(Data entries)
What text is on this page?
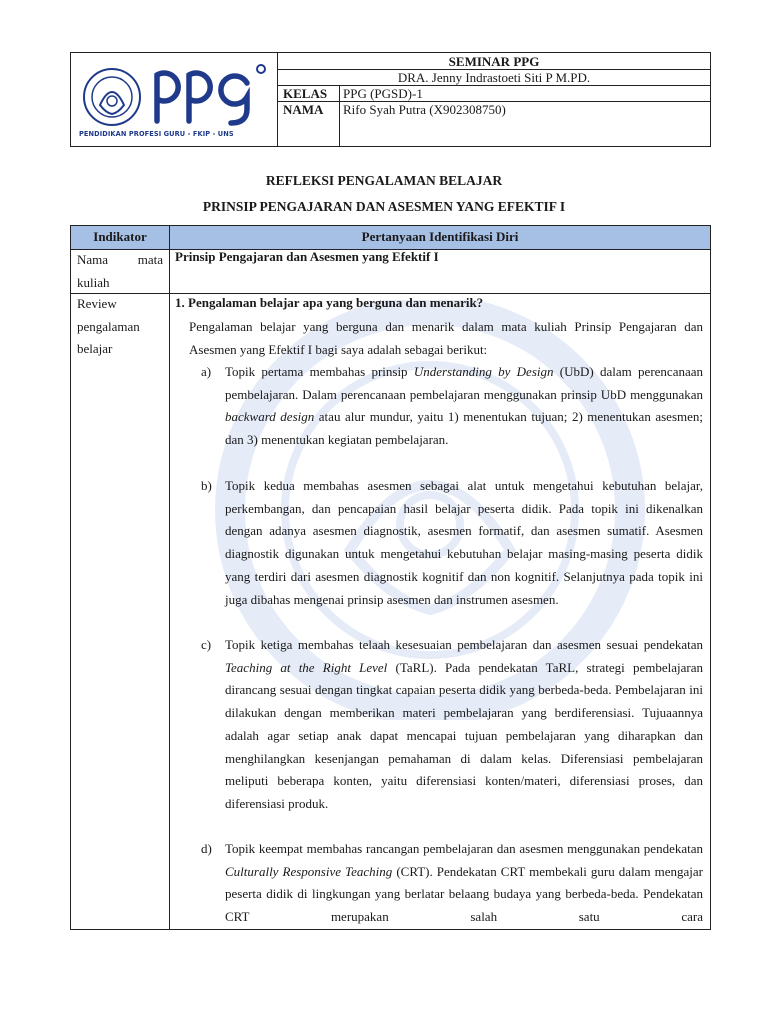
PENDIDIKAN PROFESI GURU - FKIP - UNS
SEMINAR PPG
DRA. Jenny Indrastoeti Siti P M.PD.
KELAS PPG (PGSD)-1
NAMA Rifo Syah Putra (X902308750)
REFLEKSI PENGALAMAN BELAJAR
PRINSIP PENGAJARAN DAN ASESMEN YANG EFEKTIF I
Indikator	Pertanyaan Identifikasi Diri
Nama mata
kuliah
Prinsip Pengajaran dan Asesmen yang Efektif I
Review
pengalaman
belajar
1. Pengalaman belajar apa yang berguna dan menarik?
Pengalaman belajar yang berguna dan menarik dalam mata kuliah Prinsip Pengajaran dan Asesmen yang Efektif I bagi saya adalah sebagai berikut:
a) Topik pertama membahas prinsip Understanding by Design (UbD) dalam perencanaan pembelajaran. Dalam perencanaan pembelajaran menggunakan prinsip UbD menggunakan backward design atau alur mundur, yaitu 1) menentukan tujuan; 2) menentukan asesmen; dan 3) menentukan kegiatan pembelajaran.
b) Topik kedua membahas asesmen sebagai alat untuk mengetahui kebutuhan belajar, perkembangan, dan pencapaian hasil belajar peserta didik. Pada topik ini dikenalkan dengan adanya asesmen diagnostik, asesmen formatif, dan asesmen sumatif. Asesmen diagnostik digunakan untuk mengetahui kebutuhan belajar masing-masing peserta didik yang terdiri dari asesmen diagnostik kognitif dan non kognitif. Selanjutnya pada topik ini juga dibahas mengenai prinsip asesmen dan instrumen asesmen.
c) Topik ketiga membahas telaah kesesuaian pembelajaran dan asesmen sesuai pendekatan Teaching at the Right Level (TaRL). Pada pendekatan TaRL, strategi pembelajaran dirancang sesuai dengan tingkat capaian peserta didik yang berbeda-beda. Pembelajaran ini dilakukan dengan memberikan materi pembelajaran yang berdiferensiasi. Tujuaannya adalah agar setiap anak dapat mencapai tujuan pembelajaran yang diharapkan dan menghilangkan kesenjangan pemahaman di dalam kelas. Diferensiasi pembelajaran meliputi beberapa konten, yaitu diferensiasi konten/materi, diferensiasi proses, dan diferensiasi produk.
d) Topik keempat membahas rancangan pembelajaran dan asesmen menggunakan pendekatan Culturally Responsive Teaching (CRT). Pendekatan CRT membekali guru dalam mengajar peserta didik di lingkungan yang berlatar belaang budaya yang berbeda-beda. Pendekatan CRT merupakan salah satu cara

**The task**: Omitting all images, retype each line of the records precisely.

**Task solution**:
What text is on this page?
PENDIDIKAN PROFESI GURU - FKIP - UNS
SEMINAR PPG
DRA. Jenny Indrastoeti Siti P M.PD.
KELAS PPG (PGSD)-1
NAMA Rifo Syah Putra (X902308750)
REFLEKSI PENGALAMAN BELAJAR
PRINSIP PENGAJARAN DAN ASESMEN YANG EFEKTIF I
Indikator	Pertanyaan Identifikasi Diri
Nama mata
kuliah
Prinsip Pengajaran dan Asesmen yang Efektif I
Review
pengalaman
belajar
1. Pengalaman belajar apa yang berguna dan menarik?
Pengalaman belajar yang berguna dan menarik dalam mata kuliah Prinsip Pengajaran dan Asesmen yang Efektif I bagi saya adalah sebagai berikut:
a) Topik pertama membahas prinsip Understanding by Design (UbD) dalam perencanaan pembelajaran. Dalam perencanaan pembelajaran menggunakan prinsip UbD menggunakan backward design atau alur mundur, yaitu 1) menentukan tujuan; 2) menentukan asesmen; dan 3) menentukan kegiatan pembelajaran.
b) Topik kedua membahas asesmen sebagai alat untuk mengetahui kebutuhan belajar, perkembangan, dan pencapaian hasil belajar peserta didik. Pada topik ini dikenalkan dengan adanya asesmen diagnostik, asesmen formatif, dan asesmen sumatif. Asesmen diagnostik digunakan untuk mengetahui kebutuhan belajar masing-masing peserta didik yang terdiri dari asesmen diagnostik kognitif dan non kognitif. Selanjutnya pada topik ini juga dibahas mengenai prinsip asesmen dan instrumen asesmen.
c) Topik ketiga membahas telaah kesesuaian pembelajaran dan asesmen sesuai pendekatan Teaching at the Right Level (TaRL). Pada pendekatan TaRL, strategi pembelajaran dirancang sesuai dengan tingkat capaian peserta didik yang berbeda-beda. Pembelajaran ini dilakukan dengan memberikan materi pembelajaran yang berdiferensiasi. Tujuaannya adalah agar setiap anak dapat mencapai tujuan pembelajaran yang diharapkan dan menghilangkan kesenjangan pemahaman di dalam kelas. Diferensiasi pembelajaran meliputi beberapa konten, yaitu diferensiasi konten/materi, diferensiasi proses, dan diferensiasi produk.
d) Topik keempat membahas rancangan pembelajaran dan asesmen menggunakan pendekatan Culturally Responsive Teaching (CRT). Pendekatan CRT membekali guru dalam mengajar peserta didik di lingkungan yang berlatar belaang budaya yang berbeda-beda. Pendekatan CRT merupakan salah satu cara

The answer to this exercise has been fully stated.